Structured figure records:

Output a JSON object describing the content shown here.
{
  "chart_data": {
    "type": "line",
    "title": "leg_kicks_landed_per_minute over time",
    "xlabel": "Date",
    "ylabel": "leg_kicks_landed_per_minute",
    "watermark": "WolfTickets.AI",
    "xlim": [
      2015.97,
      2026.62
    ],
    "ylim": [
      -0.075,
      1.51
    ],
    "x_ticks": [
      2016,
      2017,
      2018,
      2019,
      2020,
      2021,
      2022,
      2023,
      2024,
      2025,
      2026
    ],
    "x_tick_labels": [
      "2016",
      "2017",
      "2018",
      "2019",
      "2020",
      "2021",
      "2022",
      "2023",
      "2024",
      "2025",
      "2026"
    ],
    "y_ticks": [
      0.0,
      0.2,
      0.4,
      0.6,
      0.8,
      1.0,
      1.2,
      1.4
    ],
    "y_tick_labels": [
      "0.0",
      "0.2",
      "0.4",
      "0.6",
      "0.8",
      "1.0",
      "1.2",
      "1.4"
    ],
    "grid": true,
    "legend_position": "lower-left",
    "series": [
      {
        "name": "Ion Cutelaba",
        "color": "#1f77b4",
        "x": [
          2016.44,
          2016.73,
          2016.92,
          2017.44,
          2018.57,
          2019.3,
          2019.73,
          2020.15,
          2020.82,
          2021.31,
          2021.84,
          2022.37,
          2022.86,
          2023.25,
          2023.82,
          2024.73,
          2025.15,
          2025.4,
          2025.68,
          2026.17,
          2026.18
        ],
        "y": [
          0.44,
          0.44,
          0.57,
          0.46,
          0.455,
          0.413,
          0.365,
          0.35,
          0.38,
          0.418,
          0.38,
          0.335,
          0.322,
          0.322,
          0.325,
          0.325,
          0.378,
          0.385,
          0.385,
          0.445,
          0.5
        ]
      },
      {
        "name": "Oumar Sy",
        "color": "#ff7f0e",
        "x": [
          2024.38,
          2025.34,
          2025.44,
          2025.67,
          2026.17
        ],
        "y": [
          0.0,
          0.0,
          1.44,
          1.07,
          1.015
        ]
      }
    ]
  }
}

## WORK TO BE COMPLETED:
Return every entry exactly as given.

## RESULT:
Output a JSON object describing the content shown here.
{
  "chart_data": {
    "type": "line",
    "title": "leg_kicks_landed_per_minute over time",
    "xlabel": "Date",
    "ylabel": "leg_kicks_landed_per_minute",
    "watermark": "WolfTickets.AI",
    "xlim": [
      2015.97,
      2026.62
    ],
    "ylim": [
      -0.075,
      1.51
    ],
    "x_ticks": [
      2016,
      2017,
      2018,
      2019,
      2020,
      2021,
      2022,
      2023,
      2024,
      2025,
      2026
    ],
    "x_tick_labels": [
      "2016",
      "2017",
      "2018",
      "2019",
      "2020",
      "2021",
      "2022",
      "2023",
      "2024",
      "2025",
      "2026"
    ],
    "y_ticks": [
      0.0,
      0.2,
      0.4,
      0.6,
      0.8,
      1.0,
      1.2,
      1.4
    ],
    "y_tick_labels": [
      "0.0",
      "0.2",
      "0.4",
      "0.6",
      "0.8",
      "1.0",
      "1.2",
      "1.4"
    ],
    "grid": true,
    "legend_position": "lower-left",
    "series": [
      {
        "name": "Ion Cutelaba",
        "color": "#1f77b4",
        "x": [
          2016.44,
          2016.73,
          2016.92,
          2017.44,
          2018.57,
          2019.3,
          2019.73,
          2020.15,
          2020.82,
          2021.31,
          2021.84,
          2022.37,
          2022.86,
          2023.25,
          2023.82,
          2024.73,
          2025.15,
          2025.4,
          2025.68,
          2026.17,
          2026.18
        ],
        "y": [
          0.44,
          0.44,
          0.57,
          0.46,
          0.455,
          0.413,
          0.365,
          0.35,
          0.38,
          0.418,
          0.38,
          0.335,
          0.322,
          0.322,
          0.325,
          0.325,
          0.378,
          0.385,
          0.385,
          0.445,
          0.5
        ]
      },
      {
        "name": "Oumar Sy",
        "color": "#ff7f0e",
        "x": [
          2024.38,
          2025.34,
          2025.44,
          2025.67,
          2026.17
        ],
        "y": [
          0.0,
          0.0,
          1.44,
          1.07,
          1.015
        ]
      }
    ]
  }
}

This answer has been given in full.